[Data records]
☆ ☆ ☆ ☆ ☆

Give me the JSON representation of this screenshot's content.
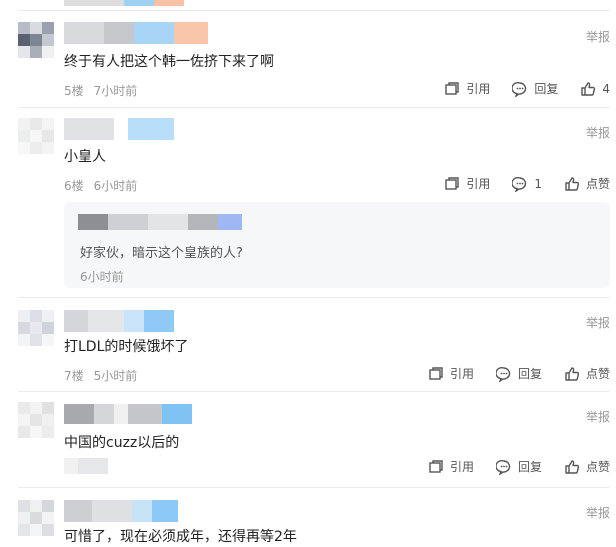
{
  "report_label": "举报",
  "action_quote": "引用",
  "action_reply": "回复",
  "action_like": "点赞",
  "comments": [
    {
      "text": "",
      "floor": "",
      "time": "",
      "reply_count": "",
      "like_count": ""
    },
    {
      "text": "终于有人把这个韩一佐挤下来了啊",
      "floor": "5楼",
      "time": "7小时前",
      "reply_label": "回复",
      "like_label": "4"
    },
    {
      "text": "小皇人",
      "floor": "6楼",
      "time": "6小时前",
      "reply_label": "1",
      "like_label": "点赞",
      "reply": {
        "text": "好家伙，暗示这个皇族的人?",
        "time": "6小时前"
      }
    },
    {
      "text": "打LDL的时候饿坏了",
      "floor": "7楼",
      "time": "5小时前",
      "reply_label": "回复",
      "like_label": "点赞"
    },
    {
      "text": "中国的cuzz以后的",
      "floor": "",
      "time": "",
      "reply_label": "回复",
      "like_label": "点赞"
    },
    {
      "text": "可惜了，现在必须成年，还得再等2年",
      "floor": "",
      "time": "",
      "reply_label": "",
      "like_label": ""
    }
  ]
}
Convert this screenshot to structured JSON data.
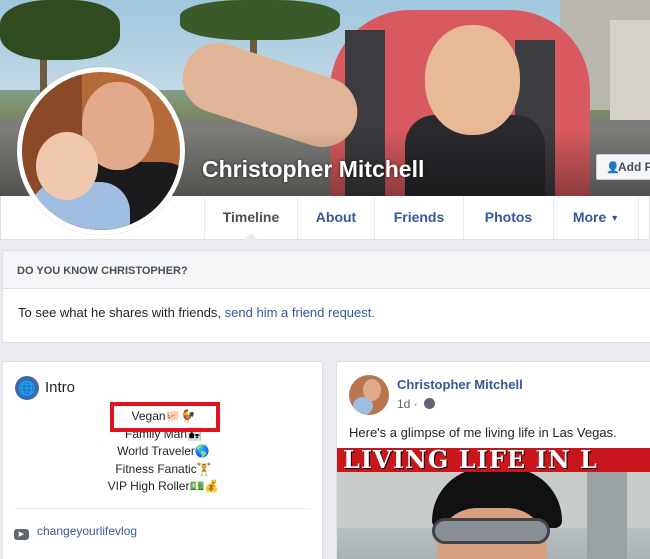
{
  "profile": {
    "name": "Christopher Mitchell",
    "add_button_label": "Add F"
  },
  "tabs": [
    {
      "label": "Timeline",
      "active": true
    },
    {
      "label": "About"
    },
    {
      "label": "Friends"
    },
    {
      "label": "Photos"
    },
    {
      "label": "More"
    }
  ],
  "know_box": {
    "heading": "DO YOU KNOW CHRISTOPHER?",
    "text": "To see what he shares with friends, ",
    "link": "send him a friend request."
  },
  "intro": {
    "title": "Intro",
    "lines": [
      "Vegan🐖🐓",
      "Family Man👨‍👧",
      "World Traveler🌎",
      "Fitness Fanatic🏋",
      "VIP High Roller💵💰"
    ],
    "youtube_label": "changeyourlifevlog"
  },
  "post": {
    "author": "Christopher Mitchell",
    "time": "1d",
    "text": "Here's a glimpse of me living life in Las Vegas.",
    "banner": "LIVING LIFE IN L"
  },
  "colors": {
    "link": "#365899",
    "highlight_box": "#e0141e",
    "page_bg": "#e9ebee"
  }
}
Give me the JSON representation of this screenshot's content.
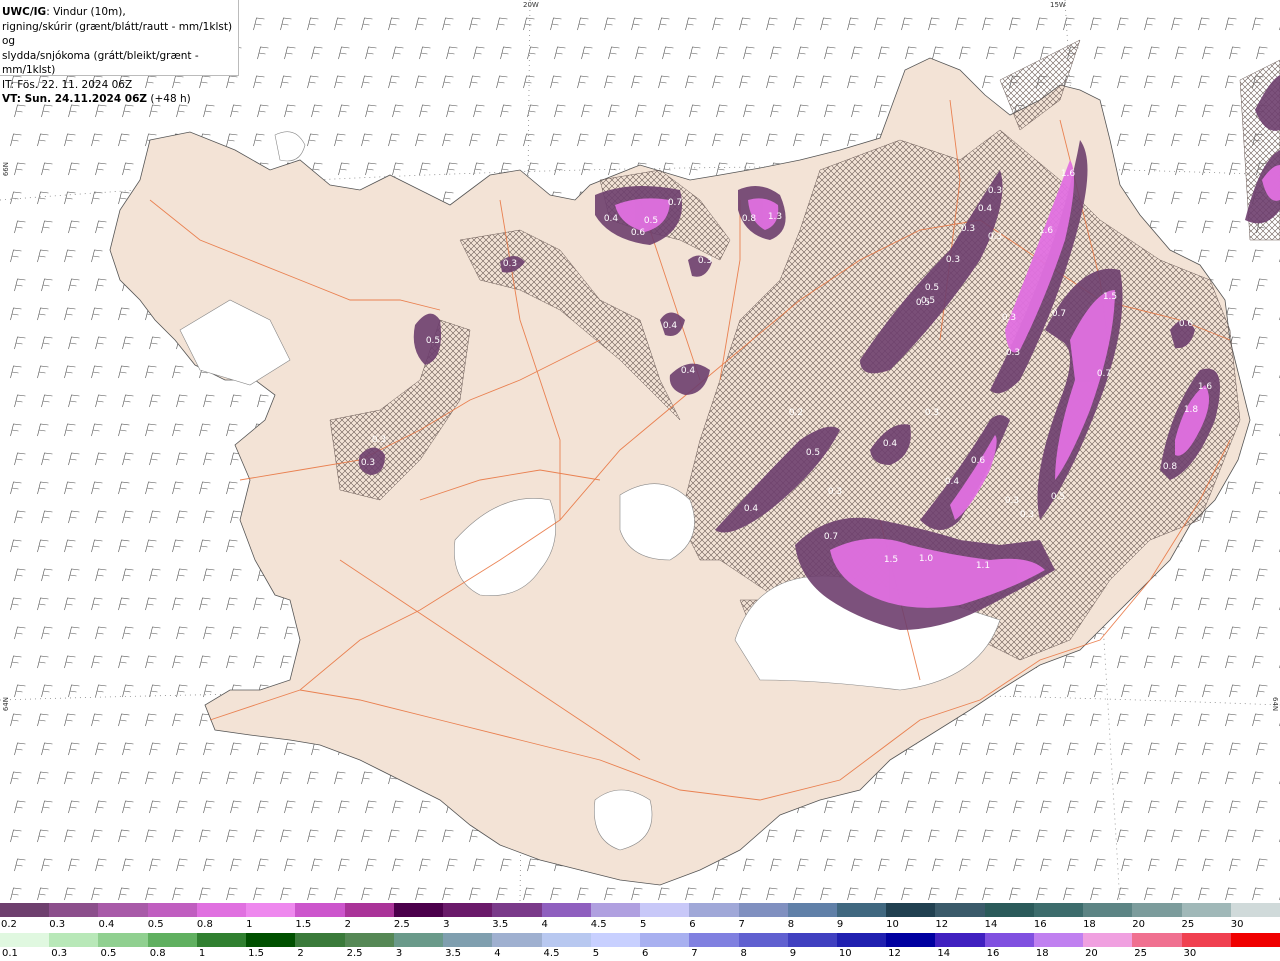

☆ ☆ ☆ ☆ ☆

Short task -> Show all lines in the entries above where the string "Mitchell" appears.

Complete output ->
    "name": "Christopher Mitchell",
    "author": "Christopher Mitchell",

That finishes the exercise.